_Qué hacer_:
Copia sin ningún cambio todas las filas que siguen.

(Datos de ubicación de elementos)
↓

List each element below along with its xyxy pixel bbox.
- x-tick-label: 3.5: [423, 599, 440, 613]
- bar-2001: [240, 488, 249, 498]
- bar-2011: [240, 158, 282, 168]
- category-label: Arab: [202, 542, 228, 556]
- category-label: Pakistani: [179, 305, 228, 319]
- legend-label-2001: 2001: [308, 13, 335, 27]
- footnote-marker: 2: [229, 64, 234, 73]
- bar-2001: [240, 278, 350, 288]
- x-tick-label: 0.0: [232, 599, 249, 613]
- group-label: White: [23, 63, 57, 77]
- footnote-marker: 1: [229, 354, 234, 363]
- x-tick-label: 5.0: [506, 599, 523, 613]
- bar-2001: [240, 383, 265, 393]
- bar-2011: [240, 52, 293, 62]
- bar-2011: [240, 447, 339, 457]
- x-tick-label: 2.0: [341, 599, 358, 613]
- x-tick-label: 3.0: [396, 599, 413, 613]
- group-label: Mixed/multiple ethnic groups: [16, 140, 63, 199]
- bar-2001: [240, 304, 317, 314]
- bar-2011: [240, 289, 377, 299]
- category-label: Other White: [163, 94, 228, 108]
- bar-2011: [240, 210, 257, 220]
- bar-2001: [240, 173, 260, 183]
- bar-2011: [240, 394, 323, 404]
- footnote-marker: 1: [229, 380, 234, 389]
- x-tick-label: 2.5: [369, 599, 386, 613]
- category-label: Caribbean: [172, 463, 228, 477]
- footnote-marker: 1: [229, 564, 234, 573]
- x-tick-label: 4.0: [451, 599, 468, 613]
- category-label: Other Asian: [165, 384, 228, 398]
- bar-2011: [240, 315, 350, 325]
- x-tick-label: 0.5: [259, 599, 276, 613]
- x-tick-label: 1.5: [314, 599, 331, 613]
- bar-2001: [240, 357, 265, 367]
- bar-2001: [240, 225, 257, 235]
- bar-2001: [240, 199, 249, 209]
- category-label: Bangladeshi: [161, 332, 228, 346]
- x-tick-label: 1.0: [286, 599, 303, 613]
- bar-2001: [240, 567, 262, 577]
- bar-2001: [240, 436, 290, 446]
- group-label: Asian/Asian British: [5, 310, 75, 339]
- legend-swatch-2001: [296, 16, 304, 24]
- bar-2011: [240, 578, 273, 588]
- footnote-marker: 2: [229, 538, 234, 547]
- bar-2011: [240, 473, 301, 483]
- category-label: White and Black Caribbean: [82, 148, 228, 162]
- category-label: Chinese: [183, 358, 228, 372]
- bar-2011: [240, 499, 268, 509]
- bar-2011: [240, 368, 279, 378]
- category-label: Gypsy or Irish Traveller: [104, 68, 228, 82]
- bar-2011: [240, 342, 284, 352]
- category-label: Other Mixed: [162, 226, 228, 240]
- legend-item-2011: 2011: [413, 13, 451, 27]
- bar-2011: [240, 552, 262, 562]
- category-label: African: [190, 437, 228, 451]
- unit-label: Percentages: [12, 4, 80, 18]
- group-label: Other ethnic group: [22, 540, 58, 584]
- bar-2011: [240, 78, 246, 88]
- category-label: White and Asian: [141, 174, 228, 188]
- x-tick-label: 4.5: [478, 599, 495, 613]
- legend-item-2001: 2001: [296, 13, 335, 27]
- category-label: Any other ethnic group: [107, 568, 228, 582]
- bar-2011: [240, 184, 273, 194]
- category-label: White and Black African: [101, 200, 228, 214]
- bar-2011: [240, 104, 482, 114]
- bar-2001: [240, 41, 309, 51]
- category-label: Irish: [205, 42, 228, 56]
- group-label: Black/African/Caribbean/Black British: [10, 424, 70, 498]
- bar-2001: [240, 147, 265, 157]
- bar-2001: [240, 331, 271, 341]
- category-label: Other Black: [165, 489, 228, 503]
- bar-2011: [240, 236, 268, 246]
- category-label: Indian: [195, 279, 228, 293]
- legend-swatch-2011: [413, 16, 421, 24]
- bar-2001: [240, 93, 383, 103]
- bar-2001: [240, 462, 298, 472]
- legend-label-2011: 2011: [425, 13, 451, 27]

↑

_Respuesta escrita_:
List each element below along with its xyxy pixel bbox.
- x-tick-label: 3.5: [423, 599, 440, 613]
- bar-2001: [240, 488, 249, 498]
- bar-2011: [240, 158, 282, 168]
- category-label: Arab: [202, 542, 228, 556]
- category-label: Pakistani: [179, 305, 228, 319]
- legend-label-2001: 2001: [308, 13, 335, 27]
- footnote-marker: 2: [229, 64, 234, 73]
- bar-2001: [240, 278, 350, 288]
- x-tick-label: 0.0: [232, 599, 249, 613]
- group-label: White: [23, 63, 57, 77]
- footnote-marker: 1: [229, 354, 234, 363]
- x-tick-label: 5.0: [506, 599, 523, 613]
- bar-2001: [240, 383, 265, 393]
- bar-2011: [240, 52, 293, 62]
- bar-2011: [240, 447, 339, 457]
- x-tick-label: 2.0: [341, 599, 358, 613]
- x-tick-label: 3.0: [396, 599, 413, 613]
- group-label: Mixed/multiple ethnic groups: [16, 140, 63, 199]
- bar-2001: [240, 304, 317, 314]
- bar-2011: [240, 289, 377, 299]
- category-label: Other White: [163, 94, 228, 108]
- bar-2011: [240, 210, 257, 220]
- bar-2001: [240, 173, 260, 183]
- bar-2011: [240, 394, 323, 404]
- footnote-marker: 1: [229, 380, 234, 389]
- x-tick-label: 2.5: [369, 599, 386, 613]
- category-label: Caribbean: [172, 463, 228, 477]
- footnote-marker: 1: [229, 564, 234, 573]
- x-tick-label: 4.0: [451, 599, 468, 613]
- category-label: Other Asian: [165, 384, 228, 398]
- bar-2011: [240, 315, 350, 325]
- x-tick-label: 0.5: [259, 599, 276, 613]
- x-tick-label: 1.5: [314, 599, 331, 613]
- bar-2001: [240, 357, 265, 367]
- bar-2001: [240, 225, 257, 235]
- bar-2001: [240, 199, 249, 209]
- category-label: Bangladeshi: [161, 332, 228, 346]
- x-tick-label: 1.0: [286, 599, 303, 613]
- bar-2001: [240, 567, 262, 577]
- bar-2001: [240, 436, 290, 446]
- group-label: Asian/Asian British: [5, 310, 75, 339]
- legend-swatch-2001: [296, 16, 304, 24]
- bar-2011: [240, 578, 273, 588]
- footnote-marker: 2: [229, 538, 234, 547]
- bar-2011: [240, 473, 301, 483]
- category-label: White and Black Caribbean: [82, 148, 228, 162]
- category-label: Chinese: [183, 358, 228, 372]
- bar-2011: [240, 499, 268, 509]
- bar-2011: [240, 368, 279, 378]
- category-label: Gypsy or Irish Traveller: [104, 68, 228, 82]
- bar-2011: [240, 342, 284, 352]
- category-label: Other Mixed: [162, 226, 228, 240]
- legend-item-2011: 2011: [413, 13, 451, 27]
- bar-2011: [240, 552, 262, 562]
- category-label: African: [190, 437, 228, 451]
- unit-label: Percentages: [12, 4, 80, 18]
- group-label: Other ethnic group: [22, 540, 58, 584]
- bar-2011: [240, 78, 246, 88]
- category-label: White and Asian: [141, 174, 228, 188]
- x-tick-label: 4.5: [478, 599, 495, 613]
- legend-item-2001: 2001: [296, 13, 335, 27]
- category-label: Any other ethnic group: [107, 568, 228, 582]
- bar-2011: [240, 184, 273, 194]
- category-label: White and Black African: [101, 200, 228, 214]
- bar-2011: [240, 104, 482, 114]
- bar-2001: [240, 41, 309, 51]
- category-label: Irish: [205, 42, 228, 56]
- group-label: Black/African/Caribbean/Black British: [10, 424, 70, 498]
- bar-2001: [240, 147, 265, 157]
- bar-2001: [240, 331, 271, 341]
- category-label: Other Black: [165, 489, 228, 503]
- bar-2011: [240, 236, 268, 246]
- category-label: Indian: [195, 279, 228, 293]
- legend-swatch-2011: [413, 16, 421, 24]
- bar-2001: [240, 93, 383, 103]
- bar-2001: [240, 462, 298, 472]
- legend-label-2011: 2011: [425, 13, 451, 27]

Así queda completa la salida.